Would you write out the entries below, every one of them, exactly?

:::

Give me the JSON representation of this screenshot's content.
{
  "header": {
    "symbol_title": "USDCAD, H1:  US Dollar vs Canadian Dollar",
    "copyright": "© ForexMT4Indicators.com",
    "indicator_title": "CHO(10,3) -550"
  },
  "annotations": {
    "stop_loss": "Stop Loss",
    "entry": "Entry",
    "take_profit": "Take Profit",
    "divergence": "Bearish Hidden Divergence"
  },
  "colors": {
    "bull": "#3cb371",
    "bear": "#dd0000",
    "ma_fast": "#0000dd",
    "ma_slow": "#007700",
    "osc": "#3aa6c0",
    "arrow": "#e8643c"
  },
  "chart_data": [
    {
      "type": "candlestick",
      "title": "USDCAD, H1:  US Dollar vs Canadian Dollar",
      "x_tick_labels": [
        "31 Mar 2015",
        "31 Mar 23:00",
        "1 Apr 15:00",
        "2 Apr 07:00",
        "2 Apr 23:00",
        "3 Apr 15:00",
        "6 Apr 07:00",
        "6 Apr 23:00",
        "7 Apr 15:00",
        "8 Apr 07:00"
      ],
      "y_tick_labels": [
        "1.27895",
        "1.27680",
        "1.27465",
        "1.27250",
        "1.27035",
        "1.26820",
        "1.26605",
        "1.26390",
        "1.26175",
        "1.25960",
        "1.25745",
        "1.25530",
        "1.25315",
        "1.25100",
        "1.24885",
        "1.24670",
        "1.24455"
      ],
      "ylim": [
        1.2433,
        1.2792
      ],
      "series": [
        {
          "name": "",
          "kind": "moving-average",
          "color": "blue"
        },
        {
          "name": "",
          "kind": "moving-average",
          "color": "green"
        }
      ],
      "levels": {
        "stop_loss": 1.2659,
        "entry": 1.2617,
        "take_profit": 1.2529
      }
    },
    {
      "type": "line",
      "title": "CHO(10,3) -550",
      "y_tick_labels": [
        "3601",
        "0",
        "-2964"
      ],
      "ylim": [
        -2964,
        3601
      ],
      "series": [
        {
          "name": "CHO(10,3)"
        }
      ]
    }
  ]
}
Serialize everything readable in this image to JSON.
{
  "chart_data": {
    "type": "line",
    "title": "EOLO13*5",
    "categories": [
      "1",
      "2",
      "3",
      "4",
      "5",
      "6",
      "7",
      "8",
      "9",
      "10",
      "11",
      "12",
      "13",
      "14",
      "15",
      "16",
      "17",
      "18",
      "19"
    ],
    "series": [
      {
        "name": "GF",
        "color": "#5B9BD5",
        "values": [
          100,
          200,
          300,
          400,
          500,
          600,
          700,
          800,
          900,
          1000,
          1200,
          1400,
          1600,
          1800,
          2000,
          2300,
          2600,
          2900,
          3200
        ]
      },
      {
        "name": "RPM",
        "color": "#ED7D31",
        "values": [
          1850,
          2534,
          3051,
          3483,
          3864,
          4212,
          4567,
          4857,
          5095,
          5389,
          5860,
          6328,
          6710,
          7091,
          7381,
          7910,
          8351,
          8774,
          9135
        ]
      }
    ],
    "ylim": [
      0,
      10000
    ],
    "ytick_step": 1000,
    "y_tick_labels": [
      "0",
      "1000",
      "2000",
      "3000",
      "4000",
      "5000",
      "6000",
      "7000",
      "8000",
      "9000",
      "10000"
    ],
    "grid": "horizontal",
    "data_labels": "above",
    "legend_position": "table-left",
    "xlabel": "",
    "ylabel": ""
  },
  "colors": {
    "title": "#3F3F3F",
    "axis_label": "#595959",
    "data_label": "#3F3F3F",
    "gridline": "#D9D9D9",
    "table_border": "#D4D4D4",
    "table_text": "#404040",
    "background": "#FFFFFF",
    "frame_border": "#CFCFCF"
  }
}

:::

- [Final answer]
Give me the JSON representation of this screenshot's content.
{
  "header": {
    "symbol_title": "USDCAD, H1:  US Dollar vs Canadian Dollar",
    "copyright": "© ForexMT4Indicators.com",
    "indicator_title": "CHO(10,3) -550"
  },
  "annotations": {
    "stop_loss": "Stop Loss",
    "entry": "Entry",
    "take_profit": "Take Profit",
    "divergence": "Bearish Hidden Divergence"
  },
  "colors": {
    "bull": "#3cb371",
    "bear": "#dd0000",
    "ma_fast": "#0000dd",
    "ma_slow": "#007700",
    "osc": "#3aa6c0",
    "arrow": "#e8643c"
  },
  "chart_data": [
    {
      "type": "candlestick",
      "title": "USDCAD, H1:  US Dollar vs Canadian Dollar",
      "x_tick_labels": [
        "31 Mar 2015",
        "31 Mar 23:00",
        "1 Apr 15:00",
        "2 Apr 07:00",
        "2 Apr 23:00",
        "3 Apr 15:00",
        "6 Apr 07:00",
        "6 Apr 23:00",
        "7 Apr 15:00",
        "8 Apr 07:00"
      ],
      "y_tick_labels": [
        "1.27895",
        "1.27680",
        "1.27465",
        "1.27250",
        "1.27035",
        "1.26820",
        "1.26605",
        "1.26390",
        "1.26175",
        "1.25960",
        "1.25745",
        "1.25530",
        "1.25315",
        "1.25100",
        "1.24885",
        "1.24670",
        "1.24455"
      ],
      "ylim": [
        1.2433,
        1.2792
      ],
      "series": [
        {
          "name": "",
          "kind": "moving-average",
          "color": "blue"
        },
        {
          "name": "",
          "kind": "moving-average",
          "color": "green"
        }
      ],
      "levels": {
        "stop_loss": 1.2659,
        "entry": 1.2617,
        "take_profit": 1.2529
      }
    },
    {
      "type": "line",
      "title": "CHO(10,3) -550",
      "y_tick_labels": [
        "3601",
        "0",
        "-2964"
      ],
      "ylim": [
        -2964,
        3601
      ],
      "series": [
        {
          "name": "CHO(10,3)"
        }
      ]
    }
  ]
}
Serialize everything readable in this image to JSON.
{
  "chart_data": {
    "type": "line",
    "title": "EOLO13*5",
    "categories": [
      "1",
      "2",
      "3",
      "4",
      "5",
      "6",
      "7",
      "8",
      "9",
      "10",
      "11",
      "12",
      "13",
      "14",
      "15",
      "16",
      "17",
      "18",
      "19"
    ],
    "series": [
      {
        "name": "GF",
        "color": "#5B9BD5",
        "values": [
          100,
          200,
          300,
          400,
          500,
          600,
          700,
          800,
          900,
          1000,
          1200,
          1400,
          1600,
          1800,
          2000,
          2300,
          2600,
          2900,
          3200
        ]
      },
      {
        "name": "RPM",
        "color": "#ED7D31",
        "values": [
          1850,
          2534,
          3051,
          3483,
          3864,
          4212,
          4567,
          4857,
          5095,
          5389,
          5860,
          6328,
          6710,
          7091,
          7381,
          7910,
          8351,
          8774,
          9135
        ]
      }
    ],
    "ylim": [
      0,
      10000
    ],
    "ytick_step": 1000,
    "y_tick_labels": [
      "0",
      "1000",
      "2000",
      "3000",
      "4000",
      "5000",
      "6000",
      "7000",
      "8000",
      "9000",
      "10000"
    ],
    "grid": "horizontal",
    "data_labels": "above",
    "legend_position": "table-left",
    "xlabel": "",
    "ylabel": ""
  },
  "colors": {
    "title": "#3F3F3F",
    "axis_label": "#595959",
    "data_label": "#3F3F3F",
    "gridline": "#D9D9D9",
    "table_border": "#D4D4D4",
    "table_text": "#404040",
    "background": "#FFFFFF",
    "frame_border": "#CFCFCF"
  }
}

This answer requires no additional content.